#### PROVIDED ENTRIES ####

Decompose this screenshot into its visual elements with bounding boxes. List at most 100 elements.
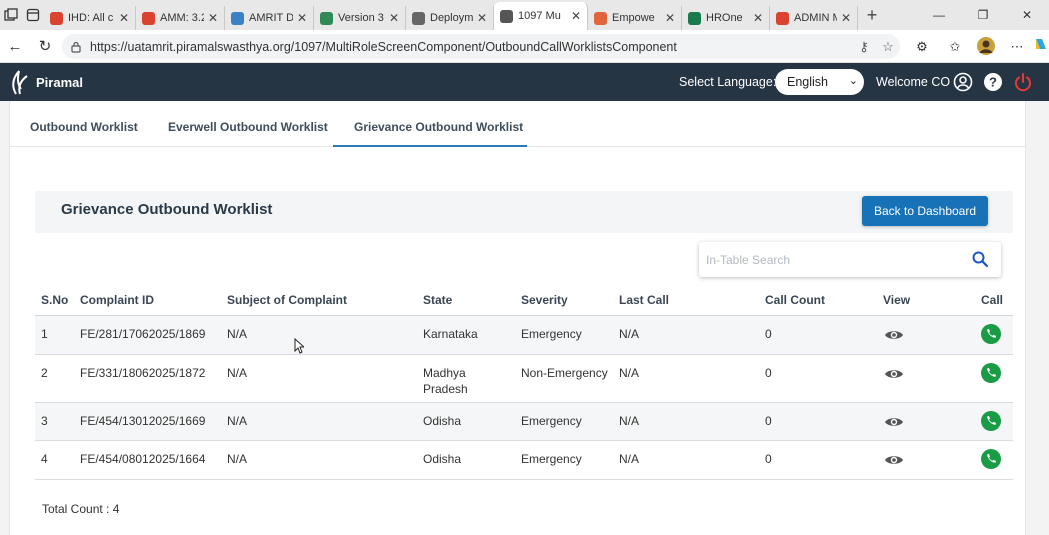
table-row: 3 FE/454/13012025/1669 N/A Odisha Emergency N…	[35, 403, 1013, 441]
url-text: https://uatamrit.piramalswasthya.org/109…	[90, 39, 677, 54]
view-eye-icon[interactable]	[884, 415, 904, 429]
browser-tab[interactable]: Deploym ✕	[406, 6, 494, 30]
copilot-icon[interactable]	[1032, 36, 1049, 58]
browser-address-bar: ← ↻ https://uatamrit.piramalswasthya.org…	[0, 30, 1049, 63]
tab-outbound-worklist[interactable]: Outbound Worklist	[30, 120, 138, 134]
browser-tab-title: AMRIT D	[249, 12, 293, 24]
tab-actions-icon[interactable]	[22, 4, 44, 26]
cell-subject: N/A	[227, 327, 248, 341]
extensions-icon[interactable]: ⚙	[911, 36, 933, 58]
close-window-button[interactable]: ✕	[1005, 0, 1049, 30]
piramal-logo: Piramal	[10, 69, 83, 95]
cell-last-call: N/A	[619, 366, 640, 380]
url-field[interactable]: https://uatamrit.piramalswasthya.org/109…	[62, 34, 900, 59]
browser-tab[interactable]: HROne ✕	[682, 6, 770, 30]
close-tab-icon[interactable]: ✕	[753, 11, 763, 25]
view-eye-icon[interactable]	[884, 367, 904, 381]
browser-tab-title: Version 3	[338, 12, 384, 24]
brand-name: Piramal	[36, 74, 83, 90]
col-header-severity: Severity	[521, 293, 568, 307]
view-eye-icon[interactable]	[884, 328, 904, 342]
close-tab-icon[interactable]: ✕	[841, 11, 851, 25]
cell-state: Odisha	[423, 414, 462, 428]
call-phone-icon[interactable]	[981, 449, 1001, 469]
close-tab-icon[interactable]: ✕	[571, 9, 581, 23]
cell-subject: N/A	[227, 414, 248, 428]
more-options-icon[interactable]: ⋯	[1006, 36, 1028, 58]
tab-everwell-outbound-worklist[interactable]: Everwell Outbound Worklist	[168, 120, 328, 134]
mouse-cursor-icon	[294, 338, 304, 354]
tab-grievance-outbound-worklist[interactable]: Grievance Outbound Worklist	[354, 120, 523, 134]
piramal-leaf-icon	[12, 70, 28, 95]
card-title: Grievance Outbound Worklist	[61, 201, 273, 218]
tab-favicon-icon	[231, 11, 244, 25]
language-label: Select Language:	[679, 75, 777, 89]
browser-tab-title: Empowe	[612, 12, 655, 24]
chevron-down-icon: ⌄	[848, 75, 858, 87]
help-icon[interactable]: ?	[983, 72, 1003, 92]
cell-state: Odisha	[423, 452, 462, 466]
in-table-search[interactable]: In-Table Search	[699, 242, 1001, 277]
search-input[interactable]: In-Table Search	[706, 253, 790, 267]
close-tab-icon[interactable]: ✕	[477, 11, 487, 25]
browser-tab-title: HROne	[706, 12, 743, 24]
search-icon[interactable]	[971, 250, 989, 268]
cell-state: Karnataka	[423, 327, 478, 341]
back-to-dashboard-button[interactable]: Back to Dashboard	[862, 196, 988, 226]
site-info-icon[interactable]	[70, 41, 82, 53]
browser-tab[interactable]: IHD: All c ✕	[44, 6, 136, 30]
cell-complaint-id: FE/331/18062025/1872	[80, 366, 206, 380]
tab-favicon-icon	[500, 9, 513, 23]
view-eye-icon[interactable]	[884, 453, 904, 467]
browser-tab[interactable]: Empowe ✕	[588, 6, 682, 30]
browser-tab[interactable]: Version 3 ✕	[314, 6, 406, 30]
table-row: 4 FE/454/08012025/1664 N/A Odisha Emergency N…	[35, 441, 1013, 480]
main-content: Outbound Worklist Everwell Outbound Work…	[9, 101, 1026, 535]
browser-tab[interactable]: 1097 Mu ✕	[494, 2, 588, 30]
user-profile-icon[interactable]	[953, 72, 973, 92]
profile-avatar-icon[interactable]	[975, 36, 997, 58]
power-logout-icon[interactable]	[1013, 72, 1033, 92]
close-tab-icon[interactable]: ✕	[208, 11, 218, 25]
worklist-tabs: Outbound Worklist Everwell Outbound Work…	[10, 101, 1025, 147]
browser-tab[interactable]: ADMIN M ✕	[770, 6, 858, 30]
svg-text:?: ?	[989, 75, 997, 90]
favorites-icon[interactable]: ✩	[944, 36, 966, 58]
close-tab-icon[interactable]: ✕	[665, 11, 675, 25]
favorite-star-icon[interactable]: ☆	[876, 39, 900, 55]
browser-tab-title: AMM: 3.2	[160, 12, 204, 24]
cell-last-call: N/A	[619, 327, 640, 341]
key-icon[interactable]: ⚷	[852, 39, 876, 55]
workspaces-icon[interactable]	[0, 4, 22, 26]
cell-complaint-id: FE/454/08012025/1664	[80, 452, 206, 466]
cell-subject: N/A	[227, 452, 248, 466]
tab-favicon-icon	[594, 11, 607, 25]
restore-button[interactable]: ❐	[961, 0, 1005, 30]
cell-state: Madhya Pradesh	[423, 366, 468, 396]
browser-tab-title: IHD: All c	[68, 12, 114, 24]
close-tab-icon[interactable]: ✕	[119, 11, 129, 25]
cell-sno: 3	[41, 414, 48, 428]
active-tab-indicator	[333, 145, 527, 147]
new-tab-button[interactable]: +	[858, 5, 886, 26]
cell-call-count: 0	[765, 414, 772, 428]
cell-complaint-id: FE/281/17062025/1869	[80, 327, 206, 341]
language-select[interactable]: English ⌄	[775, 69, 864, 95]
back-icon[interactable]: ←	[0, 38, 30, 55]
cell-sno: 1	[41, 327, 48, 341]
minimize-button[interactable]: —	[917, 0, 961, 30]
browser-tab[interactable]: AMM: 3.2 ✕	[136, 6, 225, 30]
col-header-view: View	[883, 293, 911, 307]
cell-last-call: N/A	[619, 414, 640, 428]
browser-tab-title: Deploym	[430, 12, 473, 24]
window-controls: — ❐ ✕	[917, 0, 1049, 30]
close-tab-icon[interactable]: ✕	[389, 11, 399, 25]
app-header: Piramal Select Language: English ⌄ Welco…	[0, 63, 1049, 101]
close-tab-icon[interactable]: ✕	[297, 11, 307, 25]
call-phone-icon[interactable]	[981, 324, 1001, 344]
refresh-icon[interactable]: ↻	[30, 37, 60, 55]
browser-tab[interactable]: AMRIT D ✕	[225, 6, 314, 30]
call-phone-icon[interactable]	[981, 411, 1001, 431]
welcome-text: Welcome CO	[876, 75, 951, 89]
call-phone-icon[interactable]	[981, 363, 1001, 383]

####

## EXERCISE DETAILS
Convert every line of the records above into a Markdown table with the columns Line No. and Record Line, numbering the rows in order and leaving out blank lines. Omit the pictures from the table.

## RESPONSE TO THE TASK
| Line No. | Record Line |
|---|---|
| 1 | Decompose this screenshot into its visual elements with bounding boxes. List at most 100 elements. |
| 2 | table-row: 3 FE/454/13012025/1669 N/A Odisha Emergency N…	[35, 403, 1013, 441] |
| 3 | url-text: https://uatamrit.piramalswasthya.org/109…	[90, 39, 677, 54] |
| 4 | view-eye-icon[interactable]	[884, 415, 904, 429] |
| 5 | browser-tab[interactable]: Deploym ✕	[406, 6, 494, 30] |
| 6 | copilot-icon[interactable]	[1032, 36, 1049, 58] |
| 7 | browser-address-bar: ← ↻ https://uatamrit.piramalswasthya.org…	[0, 30, 1049, 63] |
| 8 | tab-outbound-worklist[interactable]: Outbound Worklist	[30, 120, 138, 134] |
| 9 | browser-tab-title: AMRIT D	[249, 12, 293, 24] |
| 10 | tab-actions-icon[interactable]	[22, 4, 44, 26] |
| 11 | cell-subject: N/A	[227, 327, 248, 341] |
| 12 | extensions-icon[interactable]: ⚙	[911, 36, 933, 58] |
| 13 | close-window-button[interactable]: ✕	[1005, 0, 1049, 30] |
| 14 | piramal-logo: Piramal	[10, 69, 83, 95] |
| 15 | cell-last-call: N/A	[619, 366, 640, 380] |
| 16 | url-field[interactable]: https://uatamrit.piramalswasthya.org/109…	[62, 34, 900, 59] |
| 17 | browser-tab[interactable]: HROne ✕	[682, 6, 770, 30] |
| 18 | close-tab-icon[interactable]: ✕	[753, 11, 763, 25] |
| 19 | view-eye-icon[interactable]	[884, 367, 904, 381] |
| 20 | browser-tab-title: Version 3	[338, 12, 384, 24] |
| 21 | brand-name: Piramal	[36, 74, 83, 90] |
| 22 | col-header-severity: Severity	[521, 293, 568, 307] |
| 23 | view-eye-icon[interactable]	[884, 328, 904, 342] |
| 24 | close-tab-icon[interactable]: ✕	[841, 11, 851, 25] |
| 25 | cell-state: Odisha	[423, 414, 462, 428] |
| 26 | call-phone-icon[interactable]	[981, 449, 1001, 469] |
| 27 | close-tab-icon[interactable]: ✕	[571, 9, 581, 23] |
| 28 | cell-subject: N/A	[227, 414, 248, 428] |
| 29 | more-options-icon[interactable]: ⋯	[1006, 36, 1028, 58] |
| 30 | tab-everwell-outbound-worklist[interactable]: Everwell Outbound Worklist	[168, 120, 328, 134] |
| 31 | mouse-cursor-icon	[294, 338, 304, 354] |
| 32 | tab-grievance-outbound-worklist[interactable]: Grievance Outbound Worklist	[354, 120, 523, 134] |
| 33 | piramal-leaf-icon	[12, 70, 28, 95] |
| 34 | card-title: Grievance Outbound Worklist	[61, 201, 273, 218] |
| 35 | tab-favicon-icon	[231, 11, 244, 25] |
| 36 | language-label: Select Language:	[679, 75, 777, 89] |
| 37 | browser-tab-title: Empowe	[612, 12, 655, 24] |
| 38 | chevron-down-icon: ⌄	[848, 75, 858, 87] |
| 39 | help-icon[interactable]: ?	[983, 72, 1003, 92] |
| 40 | cell-state: Odisha	[423, 452, 462, 466] |
| 41 | in-table-search[interactable]: In-Table Search	[699, 242, 1001, 277] |
| 42 | search-input[interactable]: In-Table Search	[706, 253, 790, 267] |
| 43 | close-tab-icon[interactable]: ✕	[477, 11, 487, 25] |
| 44 | browser-tab-title: HROne	[706, 12, 743, 24] |
| 45 | search-icon[interactable]	[971, 250, 989, 268] |
| 46 | cell-state: Karnataka	[423, 327, 478, 341] |
| 47 | back-to-dashboard-button[interactable]: Back to Dashboard	[862, 196, 988, 226] |
| 48 | site-info-icon[interactable]	[70, 41, 82, 53] |
| 49 | browser-tab[interactable]: IHD: All c ✕	[44, 6, 136, 30] |
| 50 | cell-complaint-id: FE/331/18062025/1872	[80, 366, 206, 380] |
| 51 | tab-favicon-icon	[500, 9, 513, 23] |
| 52 | view-eye-icon[interactable]	[884, 453, 904, 467] |
| 53 | browser-tab[interactable]: Empowe ✕	[588, 6, 682, 30] |
| 54 | browser-tab[interactable]: Version 3 ✕	[314, 6, 406, 30] |
| 55 | table-row: 4 FE/454/08012025/1664 N/A Odisha Emergency N…	[35, 441, 1013, 480] |
| 56 | main-content: Outbound Worklist Everwell Outbound Work…	[9, 101, 1026, 535] |
| 57 | browser-tab[interactable]: 1097 Mu ✕	[494, 2, 588, 30] |
| 58 | user-profile-icon[interactable]	[953, 72, 973, 92] |
| 59 | profile-avatar-icon[interactable]	[975, 36, 997, 58] |
| 60 | power-logout-icon[interactable]	[1013, 72, 1033, 92] |
| 61 | close-tab-icon[interactable]: ✕	[208, 11, 218, 25] |
| 62 | worklist-tabs: Outbound Worklist Everwell Outbound Work…	[10, 101, 1025, 147] |
| 63 | browser-tab[interactable]: ADMIN M ✕	[770, 6, 858, 30] |
| 64 | svg-text:?: ?	[989, 75, 997, 90] |
| 65 | favorites-icon[interactable]: ✩	[944, 36, 966, 58] |
| 66 | close-tab-icon[interactable]: ✕	[665, 11, 675, 25] |
| 67 | favorite-star-icon[interactable]: ☆	[876, 39, 900, 55] |
| 68 | browser-tab-title: AMM: 3.2	[160, 12, 204, 24] |
| 69 | cell-last-call: N/A	[619, 327, 640, 341] |
| 70 | key-icon[interactable]: ⚷	[852, 39, 876, 55] |
| 71 | workspaces-icon[interactable]	[0, 4, 22, 26] |
| 72 | cell-complaint-id: FE/454/08012025/1664	[80, 452, 206, 466] |
| 73 | cell-subject: N/A	[227, 452, 248, 466] |
| 74 | tab-favicon-icon	[594, 11, 607, 25] |
| 75 | restore-button[interactable]: ❐	[961, 0, 1005, 30] |
| 76 | cell-state: Madhya Pradesh	[423, 366, 468, 396] |
| 77 | browser-tab-title: IHD: All c	[68, 12, 114, 24] |
| 78 | close-tab-icon[interactable]: ✕	[119, 11, 129, 25] |
| 79 | cell-sno: 3	[41, 414, 48, 428] |
| 80 | active-tab-indicator	[333, 145, 527, 147] |
| 81 | new-tab-button[interactable]: +	[858, 5, 886, 26] |
| 82 | cell-call-count: 0	[765, 414, 772, 428] |
| 83 | cell-complaint-id: FE/281/17062025/1869	[80, 327, 206, 341] |
| 84 | language-select[interactable]: English ⌄	[775, 69, 864, 95] |
| 85 | back-icon[interactable]: ←	[0, 38, 30, 55] |
| 86 | cell-sno: 1	[41, 327, 48, 341] |
| 87 | minimize-button[interactable]: —	[917, 0, 961, 30] |
| 88 | browser-tab[interactable]: AMM: 3.2 ✕	[136, 6, 225, 30] |
| 89 | col-header-view: View	[883, 293, 911, 307] |
| 90 | cell-last-call: N/A	[619, 414, 640, 428] |
| 91 | browser-tab-title: Deploym	[430, 12, 473, 24] |
| 92 | window-controls: — ❐ ✕	[917, 0, 1049, 30] |
| 93 | close-tab-icon[interactable]: ✕	[389, 11, 399, 25] |
| 94 | app-header: Piramal Select Language: English ⌄ Welco…	[0, 63, 1049, 101] |
| 95 | close-tab-icon[interactable]: ✕	[297, 11, 307, 25] |
| 96 | call-phone-icon[interactable]	[981, 324, 1001, 344] |
| 97 | refresh-icon[interactable]: ↻	[30, 37, 60, 55] |
| 98 | browser-tab[interactable]: AMRIT D ✕	[225, 6, 314, 30] |
| 99 | call-phone-icon[interactable]	[981, 411, 1001, 431] |
| 100 | welcome-text: Welcome CO	[876, 75, 951, 89] |
| 101 | call-phone-icon[interactable]	[981, 363, 1001, 383] |